Extract, from the listing that follows, each line containing the word "often".

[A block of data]
===

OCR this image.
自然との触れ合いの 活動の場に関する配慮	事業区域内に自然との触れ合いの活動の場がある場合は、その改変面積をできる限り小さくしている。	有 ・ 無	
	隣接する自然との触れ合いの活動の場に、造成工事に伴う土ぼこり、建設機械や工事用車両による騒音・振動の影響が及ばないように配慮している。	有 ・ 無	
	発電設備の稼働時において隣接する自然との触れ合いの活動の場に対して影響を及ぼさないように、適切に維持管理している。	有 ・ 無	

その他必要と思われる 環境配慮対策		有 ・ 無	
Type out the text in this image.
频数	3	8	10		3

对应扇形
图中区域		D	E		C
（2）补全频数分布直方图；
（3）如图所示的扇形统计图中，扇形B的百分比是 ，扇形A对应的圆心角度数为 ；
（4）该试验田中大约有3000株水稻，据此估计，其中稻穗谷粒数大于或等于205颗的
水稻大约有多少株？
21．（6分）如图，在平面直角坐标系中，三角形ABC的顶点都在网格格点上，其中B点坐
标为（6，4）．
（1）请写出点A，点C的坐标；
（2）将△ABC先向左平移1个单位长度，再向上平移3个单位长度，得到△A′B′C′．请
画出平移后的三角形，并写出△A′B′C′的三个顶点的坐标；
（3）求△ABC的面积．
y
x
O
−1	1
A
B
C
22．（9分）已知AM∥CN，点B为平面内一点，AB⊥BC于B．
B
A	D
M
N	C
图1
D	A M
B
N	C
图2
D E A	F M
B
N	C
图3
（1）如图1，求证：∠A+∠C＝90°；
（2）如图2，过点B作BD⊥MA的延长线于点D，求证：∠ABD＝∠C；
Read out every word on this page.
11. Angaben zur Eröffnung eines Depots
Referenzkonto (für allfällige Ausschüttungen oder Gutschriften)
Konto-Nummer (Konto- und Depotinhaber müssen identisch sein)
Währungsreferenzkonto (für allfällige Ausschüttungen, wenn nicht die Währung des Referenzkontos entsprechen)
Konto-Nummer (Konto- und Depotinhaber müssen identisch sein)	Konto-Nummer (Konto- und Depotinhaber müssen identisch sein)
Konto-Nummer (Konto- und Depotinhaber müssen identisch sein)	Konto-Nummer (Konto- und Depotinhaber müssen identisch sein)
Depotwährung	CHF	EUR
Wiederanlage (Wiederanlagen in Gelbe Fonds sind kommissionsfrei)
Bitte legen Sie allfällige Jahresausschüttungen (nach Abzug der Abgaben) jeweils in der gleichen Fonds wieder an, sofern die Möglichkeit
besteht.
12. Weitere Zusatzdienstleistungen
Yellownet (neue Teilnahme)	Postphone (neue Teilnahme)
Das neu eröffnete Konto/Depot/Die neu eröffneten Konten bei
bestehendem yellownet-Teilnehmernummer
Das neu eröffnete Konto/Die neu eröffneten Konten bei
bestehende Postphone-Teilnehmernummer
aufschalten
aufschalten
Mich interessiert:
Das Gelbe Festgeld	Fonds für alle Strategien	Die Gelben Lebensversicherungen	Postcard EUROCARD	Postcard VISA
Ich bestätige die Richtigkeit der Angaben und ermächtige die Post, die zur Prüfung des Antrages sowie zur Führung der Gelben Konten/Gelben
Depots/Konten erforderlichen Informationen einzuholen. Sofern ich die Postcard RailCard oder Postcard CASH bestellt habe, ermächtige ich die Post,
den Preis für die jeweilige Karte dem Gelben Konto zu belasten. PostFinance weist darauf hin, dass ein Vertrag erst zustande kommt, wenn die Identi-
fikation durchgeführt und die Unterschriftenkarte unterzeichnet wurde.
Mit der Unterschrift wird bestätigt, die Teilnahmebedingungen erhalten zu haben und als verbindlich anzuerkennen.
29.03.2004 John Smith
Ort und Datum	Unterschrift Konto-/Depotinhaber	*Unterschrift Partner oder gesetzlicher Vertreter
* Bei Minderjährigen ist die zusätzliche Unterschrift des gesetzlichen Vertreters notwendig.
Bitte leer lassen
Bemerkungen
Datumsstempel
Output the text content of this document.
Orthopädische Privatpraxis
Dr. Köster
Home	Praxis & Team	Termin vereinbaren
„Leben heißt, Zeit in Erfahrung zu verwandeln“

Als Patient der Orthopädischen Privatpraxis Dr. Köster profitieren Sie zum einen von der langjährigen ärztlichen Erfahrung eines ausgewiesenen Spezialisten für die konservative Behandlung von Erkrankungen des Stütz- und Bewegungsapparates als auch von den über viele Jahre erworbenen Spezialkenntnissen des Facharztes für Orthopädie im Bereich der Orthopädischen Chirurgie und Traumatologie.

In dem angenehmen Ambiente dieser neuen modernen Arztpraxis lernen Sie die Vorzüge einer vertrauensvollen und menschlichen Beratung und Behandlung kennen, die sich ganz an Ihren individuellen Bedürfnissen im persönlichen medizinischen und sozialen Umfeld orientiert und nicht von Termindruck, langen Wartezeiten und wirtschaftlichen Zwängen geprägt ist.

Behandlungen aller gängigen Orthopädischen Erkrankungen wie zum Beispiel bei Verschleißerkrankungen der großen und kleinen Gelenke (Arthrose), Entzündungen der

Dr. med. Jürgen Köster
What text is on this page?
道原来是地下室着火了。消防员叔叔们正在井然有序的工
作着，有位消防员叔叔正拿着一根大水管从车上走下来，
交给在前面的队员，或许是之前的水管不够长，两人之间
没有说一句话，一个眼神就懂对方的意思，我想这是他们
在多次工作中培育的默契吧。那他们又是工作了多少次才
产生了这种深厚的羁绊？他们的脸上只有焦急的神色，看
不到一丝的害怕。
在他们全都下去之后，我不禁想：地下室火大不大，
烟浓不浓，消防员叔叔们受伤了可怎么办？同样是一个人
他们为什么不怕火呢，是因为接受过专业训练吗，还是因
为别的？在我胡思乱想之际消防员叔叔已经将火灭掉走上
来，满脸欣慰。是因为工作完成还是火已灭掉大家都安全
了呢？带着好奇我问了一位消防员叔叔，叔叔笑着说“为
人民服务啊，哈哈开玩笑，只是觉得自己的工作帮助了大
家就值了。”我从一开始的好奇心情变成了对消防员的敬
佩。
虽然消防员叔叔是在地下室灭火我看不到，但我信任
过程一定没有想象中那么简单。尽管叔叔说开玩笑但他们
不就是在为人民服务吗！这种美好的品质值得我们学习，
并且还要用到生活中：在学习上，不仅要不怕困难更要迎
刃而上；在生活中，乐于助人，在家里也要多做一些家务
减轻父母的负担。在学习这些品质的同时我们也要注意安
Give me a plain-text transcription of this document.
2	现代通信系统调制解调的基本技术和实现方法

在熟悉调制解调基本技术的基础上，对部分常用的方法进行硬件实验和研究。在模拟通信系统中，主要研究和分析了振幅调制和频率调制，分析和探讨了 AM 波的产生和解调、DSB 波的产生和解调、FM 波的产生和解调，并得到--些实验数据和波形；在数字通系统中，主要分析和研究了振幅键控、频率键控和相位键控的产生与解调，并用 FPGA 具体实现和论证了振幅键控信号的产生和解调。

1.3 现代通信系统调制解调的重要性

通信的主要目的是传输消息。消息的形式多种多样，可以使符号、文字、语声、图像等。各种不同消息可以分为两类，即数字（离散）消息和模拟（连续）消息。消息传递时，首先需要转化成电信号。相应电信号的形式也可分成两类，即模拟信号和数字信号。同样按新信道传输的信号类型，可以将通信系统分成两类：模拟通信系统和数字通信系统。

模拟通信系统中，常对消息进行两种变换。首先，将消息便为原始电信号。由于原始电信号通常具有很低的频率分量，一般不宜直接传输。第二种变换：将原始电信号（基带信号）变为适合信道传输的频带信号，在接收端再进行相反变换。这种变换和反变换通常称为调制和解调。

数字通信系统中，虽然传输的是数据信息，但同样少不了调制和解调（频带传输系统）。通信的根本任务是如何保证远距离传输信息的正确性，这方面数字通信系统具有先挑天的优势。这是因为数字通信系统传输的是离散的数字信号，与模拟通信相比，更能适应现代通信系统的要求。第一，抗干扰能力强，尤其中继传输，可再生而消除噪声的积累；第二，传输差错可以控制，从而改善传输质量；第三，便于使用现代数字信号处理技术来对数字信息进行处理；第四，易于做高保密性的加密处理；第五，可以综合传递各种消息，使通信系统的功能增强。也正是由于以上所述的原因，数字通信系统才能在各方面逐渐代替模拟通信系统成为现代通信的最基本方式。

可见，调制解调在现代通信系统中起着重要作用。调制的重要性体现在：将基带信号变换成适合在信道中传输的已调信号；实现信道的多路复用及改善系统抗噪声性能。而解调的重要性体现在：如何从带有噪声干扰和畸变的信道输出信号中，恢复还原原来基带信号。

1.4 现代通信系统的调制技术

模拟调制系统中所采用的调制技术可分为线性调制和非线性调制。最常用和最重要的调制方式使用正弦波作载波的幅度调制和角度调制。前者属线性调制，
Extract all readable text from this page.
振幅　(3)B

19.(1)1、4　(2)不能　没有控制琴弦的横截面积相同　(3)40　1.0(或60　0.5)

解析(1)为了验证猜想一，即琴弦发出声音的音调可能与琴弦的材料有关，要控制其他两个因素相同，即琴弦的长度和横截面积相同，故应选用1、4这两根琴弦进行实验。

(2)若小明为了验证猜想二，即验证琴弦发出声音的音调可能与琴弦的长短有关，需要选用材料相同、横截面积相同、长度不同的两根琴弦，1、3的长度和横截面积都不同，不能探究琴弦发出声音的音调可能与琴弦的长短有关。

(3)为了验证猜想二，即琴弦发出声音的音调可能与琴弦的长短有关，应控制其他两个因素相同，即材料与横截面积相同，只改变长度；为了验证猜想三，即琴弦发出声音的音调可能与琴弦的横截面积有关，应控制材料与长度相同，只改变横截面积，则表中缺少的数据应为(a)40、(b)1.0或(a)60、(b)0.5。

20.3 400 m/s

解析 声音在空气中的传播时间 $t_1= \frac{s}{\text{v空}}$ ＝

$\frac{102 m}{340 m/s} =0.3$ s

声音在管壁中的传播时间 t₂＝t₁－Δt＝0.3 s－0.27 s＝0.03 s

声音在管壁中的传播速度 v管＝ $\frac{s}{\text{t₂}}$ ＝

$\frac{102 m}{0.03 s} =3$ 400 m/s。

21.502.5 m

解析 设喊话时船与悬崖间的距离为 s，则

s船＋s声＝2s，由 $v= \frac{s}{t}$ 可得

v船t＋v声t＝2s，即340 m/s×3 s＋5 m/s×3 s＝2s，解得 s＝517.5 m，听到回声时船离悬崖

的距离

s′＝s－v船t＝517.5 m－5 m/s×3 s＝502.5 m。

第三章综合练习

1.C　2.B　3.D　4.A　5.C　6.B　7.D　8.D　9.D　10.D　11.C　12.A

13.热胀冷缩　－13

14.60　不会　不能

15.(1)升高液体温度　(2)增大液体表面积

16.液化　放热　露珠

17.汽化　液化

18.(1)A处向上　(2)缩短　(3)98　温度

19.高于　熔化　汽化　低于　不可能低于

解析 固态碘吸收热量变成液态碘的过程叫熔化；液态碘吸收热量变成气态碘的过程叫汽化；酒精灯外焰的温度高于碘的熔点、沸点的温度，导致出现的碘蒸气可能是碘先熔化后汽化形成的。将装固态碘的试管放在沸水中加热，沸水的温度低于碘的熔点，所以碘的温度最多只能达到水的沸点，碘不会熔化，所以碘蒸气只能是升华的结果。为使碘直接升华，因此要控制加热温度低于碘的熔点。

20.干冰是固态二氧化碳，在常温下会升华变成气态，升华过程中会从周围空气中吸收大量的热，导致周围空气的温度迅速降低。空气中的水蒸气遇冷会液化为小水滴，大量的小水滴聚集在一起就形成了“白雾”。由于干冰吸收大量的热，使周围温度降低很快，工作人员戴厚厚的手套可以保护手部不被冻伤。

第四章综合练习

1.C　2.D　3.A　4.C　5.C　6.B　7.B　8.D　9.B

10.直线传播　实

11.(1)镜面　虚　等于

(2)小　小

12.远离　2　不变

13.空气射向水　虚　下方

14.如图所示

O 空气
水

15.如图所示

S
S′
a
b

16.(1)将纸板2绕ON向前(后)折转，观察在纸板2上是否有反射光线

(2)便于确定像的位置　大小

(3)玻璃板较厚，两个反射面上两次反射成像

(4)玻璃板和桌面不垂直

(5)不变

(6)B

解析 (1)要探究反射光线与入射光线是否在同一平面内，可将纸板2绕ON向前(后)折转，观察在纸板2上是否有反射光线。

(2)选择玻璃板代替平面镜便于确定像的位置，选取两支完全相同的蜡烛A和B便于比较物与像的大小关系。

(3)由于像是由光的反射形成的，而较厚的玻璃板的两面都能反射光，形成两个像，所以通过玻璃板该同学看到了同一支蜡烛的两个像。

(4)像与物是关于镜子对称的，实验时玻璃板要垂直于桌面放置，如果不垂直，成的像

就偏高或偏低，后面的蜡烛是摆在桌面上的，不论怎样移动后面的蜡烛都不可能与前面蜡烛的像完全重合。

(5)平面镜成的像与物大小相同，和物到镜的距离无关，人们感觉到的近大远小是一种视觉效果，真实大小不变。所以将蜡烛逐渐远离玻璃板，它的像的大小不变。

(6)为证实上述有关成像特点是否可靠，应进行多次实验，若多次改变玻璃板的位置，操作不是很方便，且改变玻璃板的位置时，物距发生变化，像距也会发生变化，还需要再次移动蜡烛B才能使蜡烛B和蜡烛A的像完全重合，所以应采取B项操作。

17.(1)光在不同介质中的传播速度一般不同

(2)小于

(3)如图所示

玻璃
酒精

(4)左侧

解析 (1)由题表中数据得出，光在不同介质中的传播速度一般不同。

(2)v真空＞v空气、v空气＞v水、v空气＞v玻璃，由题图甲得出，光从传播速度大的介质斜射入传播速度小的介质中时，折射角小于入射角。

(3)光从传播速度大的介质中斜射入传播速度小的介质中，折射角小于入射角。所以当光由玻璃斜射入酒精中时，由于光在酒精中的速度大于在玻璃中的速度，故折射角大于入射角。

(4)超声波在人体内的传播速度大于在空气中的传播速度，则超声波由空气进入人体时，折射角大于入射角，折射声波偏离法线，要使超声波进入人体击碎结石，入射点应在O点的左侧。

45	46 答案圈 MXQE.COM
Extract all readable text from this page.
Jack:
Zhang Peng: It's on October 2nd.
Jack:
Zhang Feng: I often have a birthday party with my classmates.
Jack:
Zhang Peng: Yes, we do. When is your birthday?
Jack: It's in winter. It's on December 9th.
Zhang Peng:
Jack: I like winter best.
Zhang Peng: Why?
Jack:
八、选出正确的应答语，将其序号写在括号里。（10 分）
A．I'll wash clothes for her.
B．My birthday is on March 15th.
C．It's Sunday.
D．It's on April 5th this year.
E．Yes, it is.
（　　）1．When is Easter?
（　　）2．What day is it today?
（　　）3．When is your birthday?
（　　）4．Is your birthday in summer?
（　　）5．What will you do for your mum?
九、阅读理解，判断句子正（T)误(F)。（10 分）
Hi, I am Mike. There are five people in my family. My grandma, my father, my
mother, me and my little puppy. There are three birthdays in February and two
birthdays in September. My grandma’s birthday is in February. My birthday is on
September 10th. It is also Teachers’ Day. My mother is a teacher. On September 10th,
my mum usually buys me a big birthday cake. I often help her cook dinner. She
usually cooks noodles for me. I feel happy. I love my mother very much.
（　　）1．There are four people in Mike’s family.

===

• **WRITTEN RESPONSE**:
Zhang Feng: I often have a birthday party with my classmates.
my mum usually buys me a big birthday cake. I often help her cook dinner. She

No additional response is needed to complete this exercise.